**What you will do**
Reproduce the data word for word, from the first line up to and including the line that contains "signer-name: В.Г. Щербина".

Collected data entries
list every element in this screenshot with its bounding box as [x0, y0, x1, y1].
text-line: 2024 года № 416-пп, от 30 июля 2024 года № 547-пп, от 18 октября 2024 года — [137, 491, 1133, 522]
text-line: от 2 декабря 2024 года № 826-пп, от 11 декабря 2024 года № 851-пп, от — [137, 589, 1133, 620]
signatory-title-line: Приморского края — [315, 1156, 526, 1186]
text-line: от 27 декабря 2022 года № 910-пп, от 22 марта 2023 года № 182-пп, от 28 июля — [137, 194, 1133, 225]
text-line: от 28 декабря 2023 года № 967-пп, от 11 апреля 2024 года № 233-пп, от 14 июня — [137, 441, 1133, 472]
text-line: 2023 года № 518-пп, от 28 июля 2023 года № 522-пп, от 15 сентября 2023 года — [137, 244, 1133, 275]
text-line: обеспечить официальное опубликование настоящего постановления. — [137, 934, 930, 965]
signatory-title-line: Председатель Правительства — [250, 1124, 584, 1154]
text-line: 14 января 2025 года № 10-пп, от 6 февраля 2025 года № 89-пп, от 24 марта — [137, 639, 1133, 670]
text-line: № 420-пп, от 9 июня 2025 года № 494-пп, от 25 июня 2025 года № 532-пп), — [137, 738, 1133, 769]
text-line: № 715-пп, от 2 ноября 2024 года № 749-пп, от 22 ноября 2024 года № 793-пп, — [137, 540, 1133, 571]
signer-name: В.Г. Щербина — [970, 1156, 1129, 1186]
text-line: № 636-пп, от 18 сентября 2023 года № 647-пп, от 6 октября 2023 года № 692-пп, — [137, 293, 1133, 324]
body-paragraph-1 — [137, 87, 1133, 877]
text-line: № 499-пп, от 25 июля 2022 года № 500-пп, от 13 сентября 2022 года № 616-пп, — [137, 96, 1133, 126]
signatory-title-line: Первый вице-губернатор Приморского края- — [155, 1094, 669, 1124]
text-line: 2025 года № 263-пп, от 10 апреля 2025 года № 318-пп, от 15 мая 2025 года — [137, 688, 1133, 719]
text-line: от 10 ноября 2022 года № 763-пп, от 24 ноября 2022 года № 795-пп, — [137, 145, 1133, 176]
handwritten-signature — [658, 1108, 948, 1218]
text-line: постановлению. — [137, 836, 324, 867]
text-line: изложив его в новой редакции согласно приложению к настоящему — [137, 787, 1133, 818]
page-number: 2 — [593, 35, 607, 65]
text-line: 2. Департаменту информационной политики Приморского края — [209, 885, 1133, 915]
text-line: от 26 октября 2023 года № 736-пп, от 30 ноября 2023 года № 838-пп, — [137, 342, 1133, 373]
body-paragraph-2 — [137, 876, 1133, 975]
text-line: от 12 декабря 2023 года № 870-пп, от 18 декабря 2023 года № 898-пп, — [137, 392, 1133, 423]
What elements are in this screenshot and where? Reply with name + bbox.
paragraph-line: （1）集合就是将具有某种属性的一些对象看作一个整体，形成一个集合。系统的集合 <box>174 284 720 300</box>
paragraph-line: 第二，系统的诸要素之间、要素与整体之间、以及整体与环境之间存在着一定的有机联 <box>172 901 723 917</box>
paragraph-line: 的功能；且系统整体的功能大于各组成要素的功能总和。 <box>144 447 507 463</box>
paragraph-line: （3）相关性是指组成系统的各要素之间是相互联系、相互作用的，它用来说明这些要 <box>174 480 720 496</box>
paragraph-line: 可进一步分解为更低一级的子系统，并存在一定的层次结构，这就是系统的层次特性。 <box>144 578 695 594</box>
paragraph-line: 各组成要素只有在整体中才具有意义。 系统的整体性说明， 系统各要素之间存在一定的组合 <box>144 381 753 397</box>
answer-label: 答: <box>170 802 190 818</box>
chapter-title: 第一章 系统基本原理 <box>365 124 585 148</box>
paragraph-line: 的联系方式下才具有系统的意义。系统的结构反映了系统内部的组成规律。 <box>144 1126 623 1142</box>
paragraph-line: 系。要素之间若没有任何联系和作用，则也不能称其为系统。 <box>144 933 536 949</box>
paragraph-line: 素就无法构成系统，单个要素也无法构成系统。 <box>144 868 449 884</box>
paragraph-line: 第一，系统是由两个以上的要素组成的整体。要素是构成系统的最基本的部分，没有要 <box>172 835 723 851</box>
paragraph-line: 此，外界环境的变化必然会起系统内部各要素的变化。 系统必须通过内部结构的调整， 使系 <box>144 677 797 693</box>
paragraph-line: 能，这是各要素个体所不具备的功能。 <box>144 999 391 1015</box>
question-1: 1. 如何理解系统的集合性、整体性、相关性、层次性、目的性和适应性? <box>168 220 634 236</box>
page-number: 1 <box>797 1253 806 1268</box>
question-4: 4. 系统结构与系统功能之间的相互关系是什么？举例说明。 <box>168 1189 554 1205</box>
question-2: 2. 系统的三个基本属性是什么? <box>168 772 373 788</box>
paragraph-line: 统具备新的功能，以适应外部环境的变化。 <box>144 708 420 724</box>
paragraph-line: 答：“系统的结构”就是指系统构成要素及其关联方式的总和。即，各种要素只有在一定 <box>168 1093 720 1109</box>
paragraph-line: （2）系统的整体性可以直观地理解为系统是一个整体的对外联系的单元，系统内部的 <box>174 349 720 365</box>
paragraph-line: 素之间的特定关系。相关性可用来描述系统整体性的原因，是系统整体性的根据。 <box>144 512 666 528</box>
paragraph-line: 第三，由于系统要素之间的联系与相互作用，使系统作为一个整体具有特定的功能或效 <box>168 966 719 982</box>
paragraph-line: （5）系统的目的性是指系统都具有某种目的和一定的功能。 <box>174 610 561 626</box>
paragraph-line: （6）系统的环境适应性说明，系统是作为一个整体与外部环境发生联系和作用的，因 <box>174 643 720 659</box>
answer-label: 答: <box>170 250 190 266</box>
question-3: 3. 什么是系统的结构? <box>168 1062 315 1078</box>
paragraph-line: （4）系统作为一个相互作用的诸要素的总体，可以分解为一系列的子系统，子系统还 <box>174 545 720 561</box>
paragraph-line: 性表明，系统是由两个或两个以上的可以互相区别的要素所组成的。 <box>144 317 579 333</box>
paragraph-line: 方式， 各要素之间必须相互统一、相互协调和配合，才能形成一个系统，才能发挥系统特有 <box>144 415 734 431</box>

**Result**
list every element in this screenshot with its bounding box as [x0, y0, x1, y1].
text-line: 2024 года № 416-пп, от 30 июля 2024 года № 547-пп, от 18 октября 2024 года — [137, 491, 1133, 522]
text-line: от 2 декабря 2024 года № 826-пп, от 11 декабря 2024 года № 851-пп, от — [137, 589, 1133, 620]
signatory-title-line: Приморского края — [315, 1156, 526, 1186]
text-line: от 27 декабря 2022 года № 910-пп, от 22 марта 2023 года № 182-пп, от 28 июля — [137, 194, 1133, 225]
text-line: от 28 декабря 2023 года № 967-пп, от 11 апреля 2024 года № 233-пп, от 14 июня — [137, 441, 1133, 472]
text-line: 2023 года № 518-пп, от 28 июля 2023 года № 522-пп, от 15 сентября 2023 года — [137, 244, 1133, 275]
text-line: обеспечить официальное опубликование настоящего постановления. — [137, 934, 930, 965]
signatory-title-line: Председатель Правительства — [250, 1124, 584, 1154]
text-line: 14 января 2025 года № 10-пп, от 6 февраля 2025 года № 89-пп, от 24 марта — [137, 639, 1133, 670]
text-line: № 420-пп, от 9 июня 2025 года № 494-пп, от 25 июня 2025 года № 532-пп), — [137, 738, 1133, 769]
text-line: № 715-пп, от 2 ноября 2024 года № 749-пп, от 22 ноября 2024 года № 793-пп, — [137, 540, 1133, 571]
signer-name: В.Г. Щербина — [970, 1156, 1129, 1186]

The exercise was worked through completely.